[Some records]
=-=-=
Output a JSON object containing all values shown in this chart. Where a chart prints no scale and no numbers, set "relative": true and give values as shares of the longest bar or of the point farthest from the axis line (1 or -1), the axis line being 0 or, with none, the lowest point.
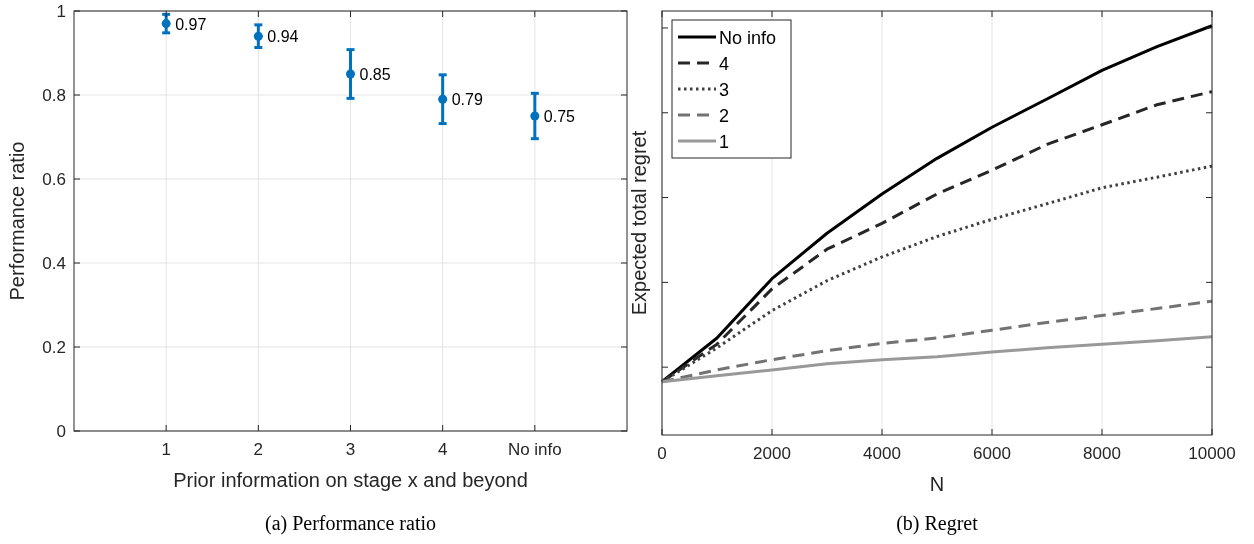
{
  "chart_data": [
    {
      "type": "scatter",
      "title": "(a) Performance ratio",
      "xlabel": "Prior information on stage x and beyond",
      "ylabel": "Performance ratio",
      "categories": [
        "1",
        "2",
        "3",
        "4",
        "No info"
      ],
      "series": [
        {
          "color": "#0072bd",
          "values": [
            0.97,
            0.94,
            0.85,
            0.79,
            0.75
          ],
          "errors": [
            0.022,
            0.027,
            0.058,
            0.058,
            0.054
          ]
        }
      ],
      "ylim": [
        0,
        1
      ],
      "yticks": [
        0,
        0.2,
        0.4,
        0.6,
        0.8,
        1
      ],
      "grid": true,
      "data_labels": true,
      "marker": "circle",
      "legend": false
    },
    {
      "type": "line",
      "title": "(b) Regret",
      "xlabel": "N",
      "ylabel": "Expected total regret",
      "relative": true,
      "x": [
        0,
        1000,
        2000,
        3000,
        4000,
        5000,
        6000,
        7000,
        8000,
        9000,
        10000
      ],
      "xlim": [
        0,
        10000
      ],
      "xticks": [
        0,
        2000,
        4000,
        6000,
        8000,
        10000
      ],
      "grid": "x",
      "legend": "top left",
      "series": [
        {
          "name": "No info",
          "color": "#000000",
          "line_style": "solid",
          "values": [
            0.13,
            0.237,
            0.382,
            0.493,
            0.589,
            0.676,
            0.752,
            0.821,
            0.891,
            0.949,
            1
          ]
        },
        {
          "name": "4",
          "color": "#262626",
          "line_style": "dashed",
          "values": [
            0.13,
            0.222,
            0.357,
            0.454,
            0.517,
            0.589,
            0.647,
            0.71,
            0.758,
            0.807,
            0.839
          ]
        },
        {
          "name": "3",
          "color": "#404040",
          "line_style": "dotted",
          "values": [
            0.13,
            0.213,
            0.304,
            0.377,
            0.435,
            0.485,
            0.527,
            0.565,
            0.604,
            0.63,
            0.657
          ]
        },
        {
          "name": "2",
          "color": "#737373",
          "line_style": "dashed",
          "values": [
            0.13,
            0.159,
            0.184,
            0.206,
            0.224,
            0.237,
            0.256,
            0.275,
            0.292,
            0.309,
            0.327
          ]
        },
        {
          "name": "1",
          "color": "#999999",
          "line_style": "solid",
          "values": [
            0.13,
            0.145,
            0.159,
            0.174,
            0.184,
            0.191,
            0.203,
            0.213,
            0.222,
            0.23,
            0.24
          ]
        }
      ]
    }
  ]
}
=-=-=
Repeat the lines above exactly, and keep every picture out.

Output a JSON object containing all values shown in this chart. Where a chart prints no scale and no numbers, set "relative": true and give values as shares of the longest bar or of the point farthest from the axis line (1 or -1), the axis line being 0 or, with none, the lowest point.
{
  "chart_data": [
    {
      "type": "scatter",
      "title": "(a) Performance ratio",
      "xlabel": "Prior information on stage x and beyond",
      "ylabel": "Performance ratio",
      "categories": [
        "1",
        "2",
        "3",
        "4",
        "No info"
      ],
      "series": [
        {
          "color": "#0072bd",
          "values": [
            0.97,
            0.94,
            0.85,
            0.79,
            0.75
          ],
          "errors": [
            0.022,
            0.027,
            0.058,
            0.058,
            0.054
          ]
        }
      ],
      "ylim": [
        0,
        1
      ],
      "yticks": [
        0,
        0.2,
        0.4,
        0.6,
        0.8,
        1
      ],
      "grid": true,
      "data_labels": true,
      "marker": "circle",
      "legend": false
    },
    {
      "type": "line",
      "title": "(b) Regret",
      "xlabel": "N",
      "ylabel": "Expected total regret",
      "relative": true,
      "x": [
        0,
        1000,
        2000,
        3000,
        4000,
        5000,
        6000,
        7000,
        8000,
        9000,
        10000
      ],
      "xlim": [
        0,
        10000
      ],
      "xticks": [
        0,
        2000,
        4000,
        6000,
        8000,
        10000
      ],
      "grid": "x",
      "legend": "top left",
      "series": [
        {
          "name": "No info",
          "color": "#000000",
          "line_style": "solid",
          "values": [
            0.13,
            0.237,
            0.382,
            0.493,
            0.589,
            0.676,
            0.752,
            0.821,
            0.891,
            0.949,
            1
          ]
        },
        {
          "name": "4",
          "color": "#262626",
          "line_style": "dashed",
          "values": [
            0.13,
            0.222,
            0.357,
            0.454,
            0.517,
            0.589,
            0.647,
            0.71,
            0.758,
            0.807,
            0.839
          ]
        },
        {
          "name": "3",
          "color": "#404040",
          "line_style": "dotted",
          "values": [
            0.13,
            0.213,
            0.304,
            0.377,
            0.435,
            0.485,
            0.527,
            0.565,
            0.604,
            0.63,
            0.657
          ]
        },
        {
          "name": "2",
          "color": "#737373",
          "line_style": "dashed",
          "values": [
            0.13,
            0.159,
            0.184,
            0.206,
            0.224,
            0.237,
            0.256,
            0.275,
            0.292,
            0.309,
            0.327
          ]
        },
        {
          "name": "1",
          "color": "#999999",
          "line_style": "solid",
          "values": [
            0.13,
            0.145,
            0.159,
            0.174,
            0.184,
            0.191,
            0.203,
            0.213,
            0.222,
            0.23,
            0.24
          ]
        }
      ]
    }
  ]
}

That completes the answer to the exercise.